TEXT PASSAGE -
·····
3. A PVC and a Pod that uses it

apiVersion: v1
kind: PersistentVolumeClaim
metadata:
  name: data
spec:
  accessModes:
    - ReadWriteMany           # see section 4
  storageClassName: nfs       # the lab's NFS StorageClass
  resources:
    requests:
      storage: 1Gi
apiVersion: v1
kind: Pod
metadata:
  name: writer
spec:
  volumes:
    - name: data
      persistentVolumeClaim:
        claimName: data        # reference the PVC by name
  containers:
    - name: writer
      image: busybox:1.36
      command: ["sh", "-c", "echo persisted >> /data/log.txt; sleep 3600"]
      volumeMounts:
        - name: data
          mountPath: /data
kubectl apply -f pvc.yaml
kubectl get pvc                 # STATUS should become Bound
kubectl get pv                  # the PV the StorageClass created
kubectl apply -f writer.yaml
kubectl exec writer -- cat /data/log.txt
# delete the Pod, recreate it -> /data/log.txt is still there

That last step is the whole point: delete and recreate the Pod, and the file survives because it lives on the PV, not in the Pod.

4. Access modes: RWO vs RWX

Access modes say how many nodes can mount the volume for writing at once:

  • ReadWriteOnce (RWO) — mountable read-write by Pods on one node. Typical for block disks and most single-instance databases.
·····
Document understanding data
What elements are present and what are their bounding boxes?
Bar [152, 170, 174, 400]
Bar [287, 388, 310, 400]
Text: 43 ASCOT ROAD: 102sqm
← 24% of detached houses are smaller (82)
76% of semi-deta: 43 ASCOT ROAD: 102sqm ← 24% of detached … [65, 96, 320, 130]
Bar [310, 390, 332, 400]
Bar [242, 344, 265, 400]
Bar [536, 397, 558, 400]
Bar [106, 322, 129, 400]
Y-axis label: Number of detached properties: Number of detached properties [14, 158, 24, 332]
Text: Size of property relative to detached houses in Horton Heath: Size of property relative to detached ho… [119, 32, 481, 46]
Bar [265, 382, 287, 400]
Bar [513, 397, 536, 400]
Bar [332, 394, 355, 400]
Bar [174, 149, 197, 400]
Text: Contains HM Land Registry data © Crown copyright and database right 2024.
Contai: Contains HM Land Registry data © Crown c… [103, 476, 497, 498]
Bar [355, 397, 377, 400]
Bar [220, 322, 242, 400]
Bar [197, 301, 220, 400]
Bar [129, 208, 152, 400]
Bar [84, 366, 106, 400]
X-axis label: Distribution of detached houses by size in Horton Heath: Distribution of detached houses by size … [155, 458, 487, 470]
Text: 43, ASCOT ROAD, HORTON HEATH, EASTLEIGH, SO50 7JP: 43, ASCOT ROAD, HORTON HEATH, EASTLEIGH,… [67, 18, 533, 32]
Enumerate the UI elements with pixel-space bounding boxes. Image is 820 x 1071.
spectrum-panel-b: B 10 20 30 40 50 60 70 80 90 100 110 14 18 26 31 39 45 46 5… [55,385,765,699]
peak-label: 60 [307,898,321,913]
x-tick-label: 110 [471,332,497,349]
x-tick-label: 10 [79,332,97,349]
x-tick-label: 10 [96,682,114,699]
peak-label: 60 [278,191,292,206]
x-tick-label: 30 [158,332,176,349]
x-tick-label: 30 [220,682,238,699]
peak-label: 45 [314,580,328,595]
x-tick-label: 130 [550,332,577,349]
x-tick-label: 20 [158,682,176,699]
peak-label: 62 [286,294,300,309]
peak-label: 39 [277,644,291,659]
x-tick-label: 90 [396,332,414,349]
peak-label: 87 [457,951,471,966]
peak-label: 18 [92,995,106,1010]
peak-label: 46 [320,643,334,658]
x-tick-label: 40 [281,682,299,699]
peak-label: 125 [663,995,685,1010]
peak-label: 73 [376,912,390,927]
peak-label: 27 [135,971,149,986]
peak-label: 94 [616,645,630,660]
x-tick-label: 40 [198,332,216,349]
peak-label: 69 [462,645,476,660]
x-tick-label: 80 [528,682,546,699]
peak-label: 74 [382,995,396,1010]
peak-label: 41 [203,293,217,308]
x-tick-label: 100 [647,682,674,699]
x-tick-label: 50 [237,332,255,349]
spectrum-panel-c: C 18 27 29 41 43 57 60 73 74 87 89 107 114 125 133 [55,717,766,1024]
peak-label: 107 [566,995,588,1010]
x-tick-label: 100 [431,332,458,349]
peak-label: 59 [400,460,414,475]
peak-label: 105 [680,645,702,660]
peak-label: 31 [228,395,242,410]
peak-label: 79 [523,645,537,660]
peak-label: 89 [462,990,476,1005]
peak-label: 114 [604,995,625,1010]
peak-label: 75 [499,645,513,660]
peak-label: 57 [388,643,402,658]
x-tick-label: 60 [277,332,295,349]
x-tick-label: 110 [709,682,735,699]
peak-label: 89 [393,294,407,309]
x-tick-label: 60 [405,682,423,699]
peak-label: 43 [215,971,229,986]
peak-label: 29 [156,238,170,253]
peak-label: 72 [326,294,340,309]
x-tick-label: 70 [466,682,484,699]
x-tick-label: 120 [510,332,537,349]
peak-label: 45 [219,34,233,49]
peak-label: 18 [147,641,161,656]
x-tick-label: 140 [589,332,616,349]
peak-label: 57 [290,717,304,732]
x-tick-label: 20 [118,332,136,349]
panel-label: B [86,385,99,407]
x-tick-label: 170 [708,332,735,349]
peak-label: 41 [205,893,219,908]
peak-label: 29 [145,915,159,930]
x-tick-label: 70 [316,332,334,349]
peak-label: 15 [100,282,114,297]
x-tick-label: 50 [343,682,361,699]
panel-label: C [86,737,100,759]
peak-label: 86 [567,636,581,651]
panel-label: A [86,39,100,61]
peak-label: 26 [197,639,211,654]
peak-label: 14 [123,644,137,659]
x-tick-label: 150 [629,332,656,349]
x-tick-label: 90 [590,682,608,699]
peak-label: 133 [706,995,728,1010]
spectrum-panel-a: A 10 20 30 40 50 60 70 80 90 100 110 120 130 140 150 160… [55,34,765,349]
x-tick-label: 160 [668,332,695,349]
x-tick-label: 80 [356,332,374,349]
·····
EXERCISE SET -
A - In the Kubernetes storage text, transcribe the stretch from "4. Access modes: RWO" through "most single-instance databases.".
B - Using the Kubernetes storage text, explain why /data/log.txt is still there after the writer Pod is deleted and recreated.

SOLUTIONS BELOW -
A -
4. Access modes: RWO vs RWX

Access modes say how many nodes can mount the volume for writing at once:

  • ReadWriteOnce (RWO) — mountable read-write by Pods on one node. Typical for block disks and most single-instance databases.

B - The file survives because it lives on the PV, not in the Pod. Deleting and recreating the Pod leaves the volume and its contents in place.